In the material below, find each line holding the string "Funkcja" and copy it.
━━━━━ Exercise input
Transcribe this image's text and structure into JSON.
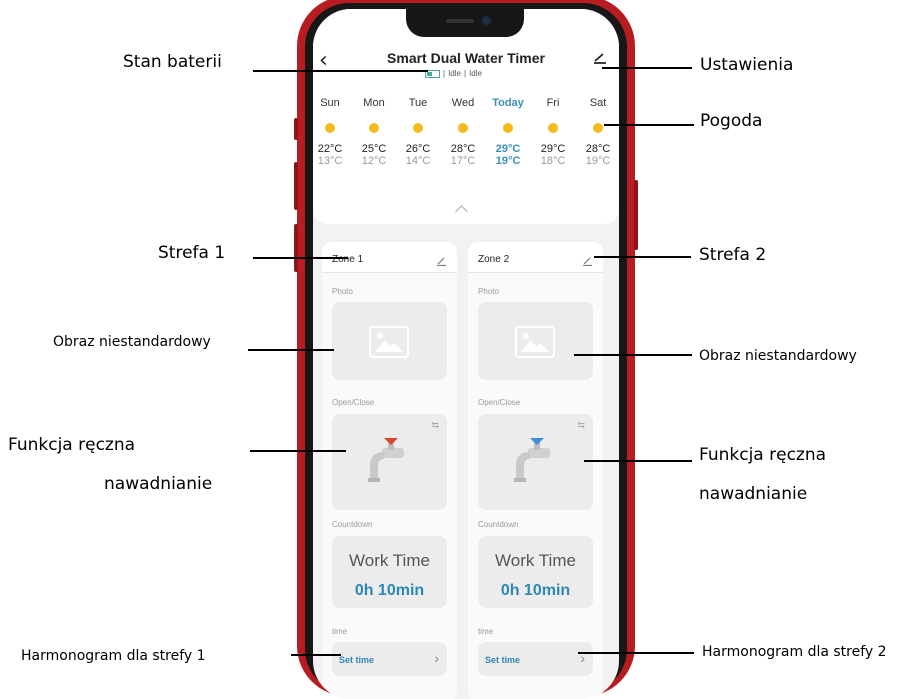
{
  "app": {
    "back_icon": "chevron-left-icon",
    "title": "Smart Dual Water Timer",
    "status": {
      "battery_icon": "battery-icon",
      "separator": "|",
      "zone1_state": "Idle",
      "zone2_state": "Idle"
    },
    "settings_icon": "pencil-icon"
  },
  "weather": {
    "days": [
      {
        "name": "Sun",
        "high": "22°C",
        "low": "13°C",
        "icon": "sun-icon"
      },
      {
        "name": "Mon",
        "high": "25°C",
        "low": "12°C",
        "icon": "sun-icon"
      },
      {
        "name": "Tue",
        "high": "26°C",
        "low": "14°C",
        "icon": "sun-icon"
      },
      {
        "name": "Wed",
        "high": "28°C",
        "low": "17°C",
        "icon": "sun-icon"
      },
      {
        "name": "Today",
        "high": "29°C",
        "low": "19°C",
        "icon": "sun-icon"
      },
      {
        "name": "Fri",
        "high": "29°C",
        "low": "18°C",
        "icon": "sun-icon"
      },
      {
        "name": "Sat",
        "high": "28°C",
        "low": "19°C",
        "icon": "sun-icon"
      }
    ],
    "collapse_icon": "chevron-up-icon"
  },
  "zones": [
    {
      "name": "Zone 1",
      "photo_label": "Photo",
      "open_close_label": "Open/Close",
      "valve_color": "#d64533",
      "countdown_label": "Countdown",
      "work_time_label": "Work Time",
      "work_time_value": "0h 10min",
      "time_label": "time",
      "set_time_label": "Set time"
    },
    {
      "name": "Zone 2",
      "photo_label": "Photo",
      "open_close_label": "Open/Close",
      "valve_color": "#3f8fd6",
      "countdown_label": "Countdown",
      "work_time_label": "Work Time",
      "work_time_value": "0h 10min",
      "time_label": "time",
      "set_time_label": "Set time"
    }
  ],
  "annotations": {
    "battery": "Stan baterii",
    "settings": "Ustawienia",
    "weather": "Pogoda",
    "zone1": "Strefa 1",
    "zone2": "Strefa 2",
    "custom_image_left": "Obraz niestandardowy",
    "custom_image_right": "Obraz niestandardowy",
    "manual_left_line1": "Funkcja ręczna",
    "manual_left_line2": "nawadnianie",
    "manual_right_line1": "Funkcja ręczna",
    "manual_right_line2": "nawadnianie",
    "schedule_left": "Harmonogram dla strefy 1",
    "schedule_right": "Harmonogram dla strefy 2"
  },
  "colors": {
    "phone_frame": "#b71c22",
    "accent_blue": "#2e88b5",
    "sun": "#f5b91d"
  }
}
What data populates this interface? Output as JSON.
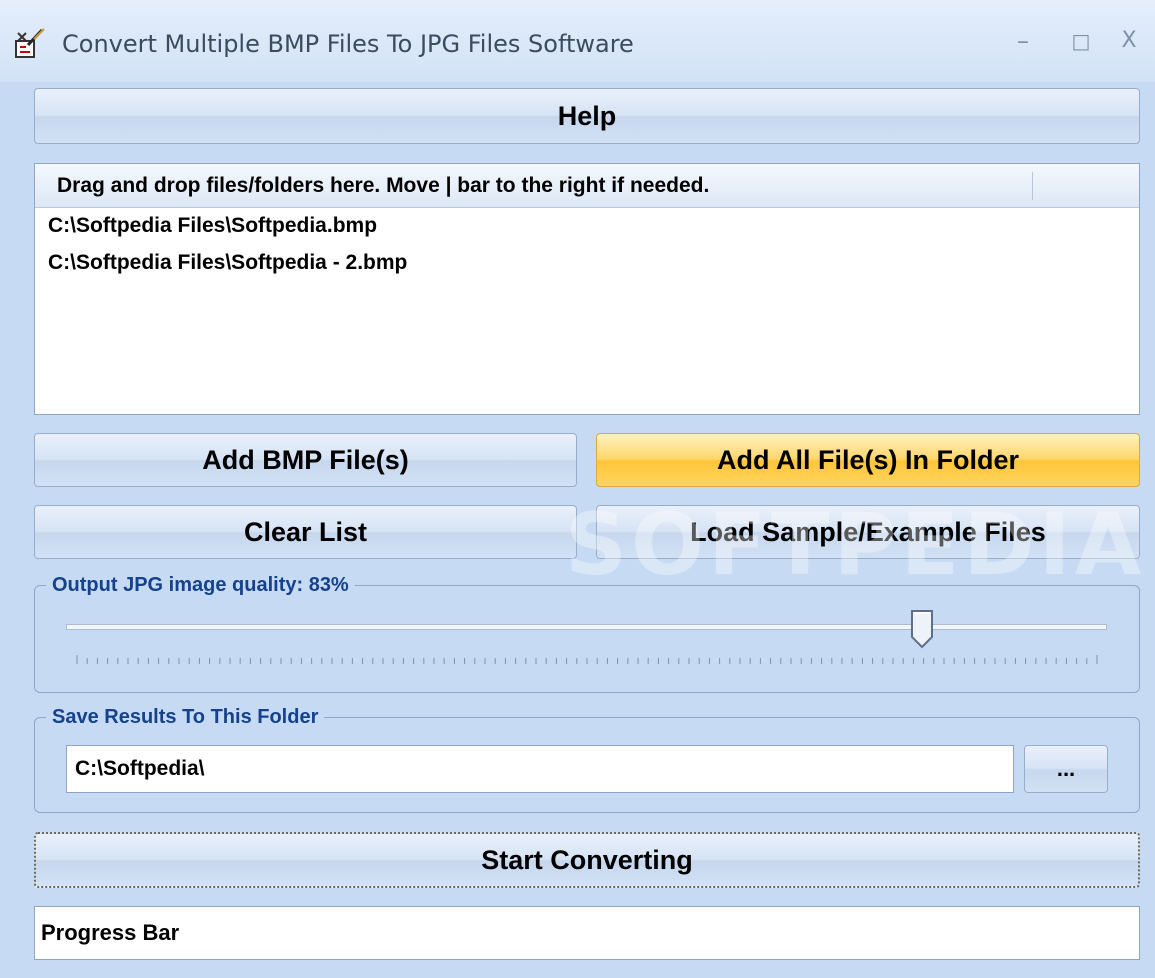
━━━━━━━━━━
Answer
    "manual_left_line1": "Funkcja ręczna",
    "manual_right_line1": "Funkcja ręczna",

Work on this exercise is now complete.